> [OBJECTIVE] Below are entries; tally how many lines hold the string "image" and answer with only that figure.

> [DATA PROVIDED]
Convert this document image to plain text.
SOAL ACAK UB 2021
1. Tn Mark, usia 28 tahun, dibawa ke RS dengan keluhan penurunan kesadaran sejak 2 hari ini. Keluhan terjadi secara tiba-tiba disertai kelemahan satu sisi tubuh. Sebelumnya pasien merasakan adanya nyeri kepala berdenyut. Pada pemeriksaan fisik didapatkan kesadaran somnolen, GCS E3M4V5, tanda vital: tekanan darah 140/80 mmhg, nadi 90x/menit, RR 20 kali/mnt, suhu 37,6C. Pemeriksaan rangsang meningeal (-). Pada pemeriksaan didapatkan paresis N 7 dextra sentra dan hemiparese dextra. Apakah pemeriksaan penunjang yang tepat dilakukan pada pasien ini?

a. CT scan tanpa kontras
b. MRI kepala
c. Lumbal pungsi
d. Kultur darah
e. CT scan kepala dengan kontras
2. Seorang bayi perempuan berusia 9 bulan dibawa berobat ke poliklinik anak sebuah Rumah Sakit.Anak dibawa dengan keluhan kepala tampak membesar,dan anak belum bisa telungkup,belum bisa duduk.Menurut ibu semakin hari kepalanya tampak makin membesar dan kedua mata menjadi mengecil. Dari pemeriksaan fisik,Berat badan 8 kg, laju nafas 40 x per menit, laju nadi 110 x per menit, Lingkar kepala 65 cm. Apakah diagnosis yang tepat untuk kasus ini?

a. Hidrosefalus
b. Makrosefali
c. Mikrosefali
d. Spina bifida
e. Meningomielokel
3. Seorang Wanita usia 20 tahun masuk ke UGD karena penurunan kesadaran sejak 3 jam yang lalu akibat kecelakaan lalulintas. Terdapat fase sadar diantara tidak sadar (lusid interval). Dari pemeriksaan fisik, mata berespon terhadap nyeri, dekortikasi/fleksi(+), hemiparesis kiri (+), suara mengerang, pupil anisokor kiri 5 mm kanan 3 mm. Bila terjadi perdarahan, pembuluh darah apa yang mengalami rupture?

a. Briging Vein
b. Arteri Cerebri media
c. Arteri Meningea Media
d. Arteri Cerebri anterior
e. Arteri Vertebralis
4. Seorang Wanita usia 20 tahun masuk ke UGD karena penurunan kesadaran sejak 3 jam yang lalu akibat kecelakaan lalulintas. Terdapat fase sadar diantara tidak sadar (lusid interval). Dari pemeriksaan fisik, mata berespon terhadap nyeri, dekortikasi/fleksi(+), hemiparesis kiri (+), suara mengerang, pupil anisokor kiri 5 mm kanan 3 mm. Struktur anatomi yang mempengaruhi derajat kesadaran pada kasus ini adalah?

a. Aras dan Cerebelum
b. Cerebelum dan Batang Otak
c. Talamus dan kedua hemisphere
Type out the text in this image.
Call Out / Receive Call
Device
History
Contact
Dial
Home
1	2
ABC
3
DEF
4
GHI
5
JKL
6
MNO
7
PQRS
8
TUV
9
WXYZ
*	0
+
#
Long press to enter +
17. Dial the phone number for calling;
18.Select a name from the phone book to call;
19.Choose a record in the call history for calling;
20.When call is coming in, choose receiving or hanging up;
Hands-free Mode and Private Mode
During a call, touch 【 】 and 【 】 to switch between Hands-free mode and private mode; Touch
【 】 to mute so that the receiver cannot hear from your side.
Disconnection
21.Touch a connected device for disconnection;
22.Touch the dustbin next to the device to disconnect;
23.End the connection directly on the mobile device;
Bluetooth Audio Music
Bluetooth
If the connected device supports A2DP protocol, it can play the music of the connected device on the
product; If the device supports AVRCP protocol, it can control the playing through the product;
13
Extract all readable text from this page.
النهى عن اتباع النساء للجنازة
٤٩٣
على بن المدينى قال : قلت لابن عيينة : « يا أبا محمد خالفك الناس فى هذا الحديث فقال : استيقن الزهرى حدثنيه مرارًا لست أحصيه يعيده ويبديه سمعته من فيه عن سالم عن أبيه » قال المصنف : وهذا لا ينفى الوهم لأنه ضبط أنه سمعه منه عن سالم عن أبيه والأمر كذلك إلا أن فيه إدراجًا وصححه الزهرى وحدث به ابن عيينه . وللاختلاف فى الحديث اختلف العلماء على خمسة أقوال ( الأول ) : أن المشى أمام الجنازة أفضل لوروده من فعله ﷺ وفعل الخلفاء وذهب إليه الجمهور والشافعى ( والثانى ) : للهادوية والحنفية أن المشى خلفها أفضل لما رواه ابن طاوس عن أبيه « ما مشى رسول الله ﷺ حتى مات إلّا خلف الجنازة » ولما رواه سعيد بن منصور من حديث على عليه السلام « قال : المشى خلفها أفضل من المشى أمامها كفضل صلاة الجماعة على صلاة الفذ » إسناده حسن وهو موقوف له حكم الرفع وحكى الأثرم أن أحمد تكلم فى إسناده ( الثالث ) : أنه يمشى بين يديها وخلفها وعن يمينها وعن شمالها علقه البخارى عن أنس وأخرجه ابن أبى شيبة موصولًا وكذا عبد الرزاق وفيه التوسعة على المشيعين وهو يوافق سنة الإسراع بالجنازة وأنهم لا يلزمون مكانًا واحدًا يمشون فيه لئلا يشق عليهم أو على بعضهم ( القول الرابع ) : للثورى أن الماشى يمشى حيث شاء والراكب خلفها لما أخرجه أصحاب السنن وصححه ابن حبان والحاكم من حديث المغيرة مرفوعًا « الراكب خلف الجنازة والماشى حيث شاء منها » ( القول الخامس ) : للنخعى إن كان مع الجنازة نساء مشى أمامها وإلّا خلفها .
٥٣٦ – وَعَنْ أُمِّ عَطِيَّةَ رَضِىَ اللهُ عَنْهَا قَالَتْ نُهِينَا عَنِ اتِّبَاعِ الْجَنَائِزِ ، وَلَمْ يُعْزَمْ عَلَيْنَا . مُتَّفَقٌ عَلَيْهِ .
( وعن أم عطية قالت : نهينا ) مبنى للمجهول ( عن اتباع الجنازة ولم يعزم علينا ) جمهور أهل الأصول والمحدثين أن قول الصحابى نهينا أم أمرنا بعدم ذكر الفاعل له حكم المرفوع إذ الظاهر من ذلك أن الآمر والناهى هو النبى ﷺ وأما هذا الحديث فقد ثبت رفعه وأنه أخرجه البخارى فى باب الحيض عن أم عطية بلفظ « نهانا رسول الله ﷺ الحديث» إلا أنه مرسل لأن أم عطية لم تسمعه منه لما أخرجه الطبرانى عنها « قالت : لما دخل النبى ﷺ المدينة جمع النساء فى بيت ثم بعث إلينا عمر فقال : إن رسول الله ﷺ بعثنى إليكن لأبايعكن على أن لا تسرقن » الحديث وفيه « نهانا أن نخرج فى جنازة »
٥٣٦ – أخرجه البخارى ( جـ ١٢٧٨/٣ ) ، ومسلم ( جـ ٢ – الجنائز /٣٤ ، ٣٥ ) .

> [FULL ANSWER] 2